> [What the task requires]: Restate the entries below verbatim.

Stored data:
□ □ □ □

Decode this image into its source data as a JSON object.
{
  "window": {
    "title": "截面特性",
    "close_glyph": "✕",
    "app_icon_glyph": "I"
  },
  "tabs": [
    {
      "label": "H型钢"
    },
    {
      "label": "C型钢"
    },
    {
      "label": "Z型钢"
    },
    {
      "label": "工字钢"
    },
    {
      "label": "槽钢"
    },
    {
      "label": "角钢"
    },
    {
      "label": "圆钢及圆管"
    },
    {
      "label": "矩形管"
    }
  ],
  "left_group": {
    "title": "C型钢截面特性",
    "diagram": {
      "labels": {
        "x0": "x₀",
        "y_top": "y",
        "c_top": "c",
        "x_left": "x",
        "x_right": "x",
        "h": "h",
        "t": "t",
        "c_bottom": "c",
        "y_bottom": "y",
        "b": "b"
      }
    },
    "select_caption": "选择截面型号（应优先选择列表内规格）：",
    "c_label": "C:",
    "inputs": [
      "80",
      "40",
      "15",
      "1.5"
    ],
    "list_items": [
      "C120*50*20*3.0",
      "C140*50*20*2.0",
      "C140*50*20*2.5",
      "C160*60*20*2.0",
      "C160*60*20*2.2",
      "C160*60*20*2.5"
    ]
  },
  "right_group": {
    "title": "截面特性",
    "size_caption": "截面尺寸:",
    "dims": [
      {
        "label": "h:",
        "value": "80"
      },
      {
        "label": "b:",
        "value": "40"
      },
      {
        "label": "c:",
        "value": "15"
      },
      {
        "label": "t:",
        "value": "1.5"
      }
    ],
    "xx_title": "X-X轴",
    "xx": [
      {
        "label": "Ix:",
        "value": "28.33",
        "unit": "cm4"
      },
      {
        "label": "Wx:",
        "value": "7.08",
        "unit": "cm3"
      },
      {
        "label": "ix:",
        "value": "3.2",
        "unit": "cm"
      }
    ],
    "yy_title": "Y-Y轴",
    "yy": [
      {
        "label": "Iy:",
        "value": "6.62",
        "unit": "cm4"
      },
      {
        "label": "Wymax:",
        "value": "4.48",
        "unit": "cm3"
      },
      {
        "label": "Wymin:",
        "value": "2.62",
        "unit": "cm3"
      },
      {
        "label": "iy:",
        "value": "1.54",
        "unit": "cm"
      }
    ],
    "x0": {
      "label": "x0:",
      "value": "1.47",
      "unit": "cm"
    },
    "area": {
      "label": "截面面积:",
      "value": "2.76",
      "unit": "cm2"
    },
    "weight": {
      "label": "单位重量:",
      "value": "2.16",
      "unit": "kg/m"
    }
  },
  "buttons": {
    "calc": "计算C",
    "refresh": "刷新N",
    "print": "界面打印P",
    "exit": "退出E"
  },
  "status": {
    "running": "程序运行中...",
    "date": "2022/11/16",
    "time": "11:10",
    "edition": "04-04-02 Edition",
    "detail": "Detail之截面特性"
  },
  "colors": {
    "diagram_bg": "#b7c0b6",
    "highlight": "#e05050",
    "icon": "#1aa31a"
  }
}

□ □ □ □

> [Exercise result]:
Decode this image into its source data as a JSON object.
{
  "window": {
    "title": "截面特性",
    "close_glyph": "✕",
    "app_icon_glyph": "I"
  },
  "tabs": [
    {
      "label": "H型钢"
    },
    {
      "label": "C型钢"
    },
    {
      "label": "Z型钢"
    },
    {
      "label": "工字钢"
    },
    {
      "label": "槽钢"
    },
    {
      "label": "角钢"
    },
    {
      "label": "圆钢及圆管"
    },
    {
      "label": "矩形管"
    }
  ],
  "left_group": {
    "title": "C型钢截面特性",
    "diagram": {
      "labels": {
        "x0": "x₀",
        "y_top": "y",
        "c_top": "c",
        "x_left": "x",
        "x_right": "x",
        "h": "h",
        "t": "t",
        "c_bottom": "c",
        "y_bottom": "y",
        "b": "b"
      }
    },
    "select_caption": "选择截面型号（应优先选择列表内规格）：",
    "c_label": "C:",
    "inputs": [
      "80",
      "40",
      "15",
      "1.5"
    ],
    "list_items": [
      "C120*50*20*3.0",
      "C140*50*20*2.0",
      "C140*50*20*2.5",
      "C160*60*20*2.0",
      "C160*60*20*2.2",
      "C160*60*20*2.5"
    ]
  },
  "right_group": {
    "title": "截面特性",
    "size_caption": "截面尺寸:",
    "dims": [
      {
        "label": "h:",
        "value": "80"
      },
      {
        "label": "b:",
        "value": "40"
      },
      {
        "label": "c:",
        "value": "15"
      },
      {
        "label": "t:",
        "value": "1.5"
      }
    ],
    "xx_title": "X-X轴",
    "xx": [
      {
        "label": "Ix:",
        "value": "28.33",
        "unit": "cm4"
      },
      {
        "label": "Wx:",
        "value": "7.08",
        "unit": "cm3"
      },
      {
        "label": "ix:",
        "value": "3.2",
        "unit": "cm"
      }
    ],
    "yy_title": "Y-Y轴",
    "yy": [
      {
        "label": "Iy:",
        "value": "6.62",
        "unit": "cm4"
      },
      {
        "label": "Wymax:",
        "value": "4.48",
        "unit": "cm3"
      },
      {
        "label": "Wymin:",
        "value": "2.62",
        "unit": "cm3"
      },
      {
        "label": "iy:",
        "value": "1.54",
        "unit": "cm"
      }
    ],
    "x0": {
      "label": "x0:",
      "value": "1.47",
      "unit": "cm"
    },
    "area": {
      "label": "截面面积:",
      "value": "2.76",
      "unit": "cm2"
    },
    "weight": {
      "label": "单位重量:",
      "value": "2.16",
      "unit": "kg/m"
    }
  },
  "buttons": {
    "calc": "计算C",
    "refresh": "刷新N",
    "print": "界面打印P",
    "exit": "退出E"
  },
  "status": {
    "running": "程序运行中...",
    "date": "2022/11/16",
    "time": "11:10",
    "edition": "04-04-02 Edition",
    "detail": "Detail之截面特性"
  },
  "colors": {
    "diagram_bg": "#b7c0b6",
    "highlight": "#e05050",
    "icon": "#1aa31a"
  }
}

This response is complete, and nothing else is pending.